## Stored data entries

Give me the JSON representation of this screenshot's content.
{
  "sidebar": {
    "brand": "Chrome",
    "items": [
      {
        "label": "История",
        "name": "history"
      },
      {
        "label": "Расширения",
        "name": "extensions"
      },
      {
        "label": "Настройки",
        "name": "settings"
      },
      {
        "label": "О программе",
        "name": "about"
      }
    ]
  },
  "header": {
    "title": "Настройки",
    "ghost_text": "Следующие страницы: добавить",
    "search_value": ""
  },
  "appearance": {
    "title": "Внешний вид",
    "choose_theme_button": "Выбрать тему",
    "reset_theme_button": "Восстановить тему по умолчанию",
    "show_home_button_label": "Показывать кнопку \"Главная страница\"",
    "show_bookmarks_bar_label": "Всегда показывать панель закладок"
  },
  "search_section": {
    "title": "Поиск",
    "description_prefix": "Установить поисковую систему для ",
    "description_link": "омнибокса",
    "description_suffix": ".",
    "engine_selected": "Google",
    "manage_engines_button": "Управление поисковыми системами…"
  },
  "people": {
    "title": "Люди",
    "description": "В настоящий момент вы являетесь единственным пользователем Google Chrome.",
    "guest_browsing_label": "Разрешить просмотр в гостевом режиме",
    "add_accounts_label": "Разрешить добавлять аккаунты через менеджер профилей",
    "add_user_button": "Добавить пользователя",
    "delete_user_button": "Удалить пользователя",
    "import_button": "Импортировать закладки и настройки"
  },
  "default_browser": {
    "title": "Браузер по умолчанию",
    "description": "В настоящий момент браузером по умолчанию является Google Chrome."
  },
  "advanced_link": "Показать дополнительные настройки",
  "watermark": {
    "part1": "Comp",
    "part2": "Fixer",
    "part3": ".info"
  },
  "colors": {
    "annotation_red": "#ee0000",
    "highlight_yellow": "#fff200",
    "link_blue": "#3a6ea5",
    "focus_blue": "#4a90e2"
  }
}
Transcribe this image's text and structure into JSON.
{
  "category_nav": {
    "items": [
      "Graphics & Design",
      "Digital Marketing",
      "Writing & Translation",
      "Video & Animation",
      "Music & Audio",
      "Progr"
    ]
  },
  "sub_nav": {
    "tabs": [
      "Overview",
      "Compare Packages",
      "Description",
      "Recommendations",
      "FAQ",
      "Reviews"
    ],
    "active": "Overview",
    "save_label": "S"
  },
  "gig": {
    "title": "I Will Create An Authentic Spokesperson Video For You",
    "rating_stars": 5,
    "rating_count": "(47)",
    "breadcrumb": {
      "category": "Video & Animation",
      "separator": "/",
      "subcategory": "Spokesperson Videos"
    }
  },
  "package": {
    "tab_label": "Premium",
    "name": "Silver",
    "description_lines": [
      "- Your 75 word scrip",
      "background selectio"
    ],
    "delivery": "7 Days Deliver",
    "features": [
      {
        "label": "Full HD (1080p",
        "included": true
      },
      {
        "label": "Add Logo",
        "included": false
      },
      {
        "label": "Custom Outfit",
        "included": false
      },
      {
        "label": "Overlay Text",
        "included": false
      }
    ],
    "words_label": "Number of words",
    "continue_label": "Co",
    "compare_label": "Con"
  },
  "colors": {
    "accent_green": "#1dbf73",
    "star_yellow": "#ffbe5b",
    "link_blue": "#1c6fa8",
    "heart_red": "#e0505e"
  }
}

## What to produce
Each entry above is to be set down again in exactly the same words.

## Written reply
Give me the JSON representation of this screenshot's content.
{
  "sidebar": {
    "brand": "Chrome",
    "items": [
      {
        "label": "История",
        "name": "history"
      },
      {
        "label": "Расширения",
        "name": "extensions"
      },
      {
        "label": "Настройки",
        "name": "settings"
      },
      {
        "label": "О программе",
        "name": "about"
      }
    ]
  },
  "header": {
    "title": "Настройки",
    "ghost_text": "Следующие страницы: добавить",
    "search_value": ""
  },
  "appearance": {
    "title": "Внешний вид",
    "choose_theme_button": "Выбрать тему",
    "reset_theme_button": "Восстановить тему по умолчанию",
    "show_home_button_label": "Показывать кнопку \"Главная страница\"",
    "show_bookmarks_bar_label": "Всегда показывать панель закладок"
  },
  "search_section": {
    "title": "Поиск",
    "description_prefix": "Установить поисковую систему для ",
    "description_link": "омнибокса",
    "description_suffix": ".",
    "engine_selected": "Google",
    "manage_engines_button": "Управление поисковыми системами…"
  },
  "people": {
    "title": "Люди",
    "description": "В настоящий момент вы являетесь единственным пользователем Google Chrome.",
    "guest_browsing_label": "Разрешить просмотр в гостевом режиме",
    "add_accounts_label": "Разрешить добавлять аккаунты через менеджер профилей",
    "add_user_button": "Добавить пользователя",
    "delete_user_button": "Удалить пользователя",
    "import_button": "Импортировать закладки и настройки"
  },
  "default_browser": {
    "title": "Браузер по умолчанию",
    "description": "В настоящий момент браузером по умолчанию является Google Chrome."
  },
  "advanced_link": "Показать дополнительные настройки",
  "watermark": {
    "part1": "Comp",
    "part2": "Fixer",
    "part3": ".info"
  },
  "colors": {
    "annotation_red": "#ee0000",
    "highlight_yellow": "#fff200",
    "link_blue": "#3a6ea5",
    "focus_blue": "#4a90e2"
  }
}
Transcribe this image's text and structure into JSON.
{
  "category_nav": {
    "items": [
      "Graphics & Design",
      "Digital Marketing",
      "Writing & Translation",
      "Video & Animation",
      "Music & Audio",
      "Progr"
    ]
  },
  "sub_nav": {
    "tabs": [
      "Overview",
      "Compare Packages",
      "Description",
      "Recommendations",
      "FAQ",
      "Reviews"
    ],
    "active": "Overview",
    "save_label": "S"
  },
  "gig": {
    "title": "I Will Create An Authentic Spokesperson Video For You",
    "rating_stars": 5,
    "rating_count": "(47)",
    "breadcrumb": {
      "category": "Video & Animation",
      "separator": "/",
      "subcategory": "Spokesperson Videos"
    }
  },
  "package": {
    "tab_label": "Premium",
    "name": "Silver",
    "description_lines": [
      "- Your 75 word scrip",
      "background selectio"
    ],
    "delivery": "7 Days Deliver",
    "features": [
      {
        "label": "Full HD (1080p",
        "included": true
      },
      {
        "label": "Add Logo",
        "included": false
      },
      {
        "label": "Custom Outfit",
        "included": false
      },
      {
        "label": "Overlay Text",
        "included": false
      }
    ],
    "words_label": "Number of words",
    "continue_label": "Co",
    "compare_label": "Con"
  },
  "colors": {
    "accent_green": "#1dbf73",
    "star_yellow": "#ffbe5b",
    "link_blue": "#1c6fa8",
    "heart_red": "#e0505e"
  }
}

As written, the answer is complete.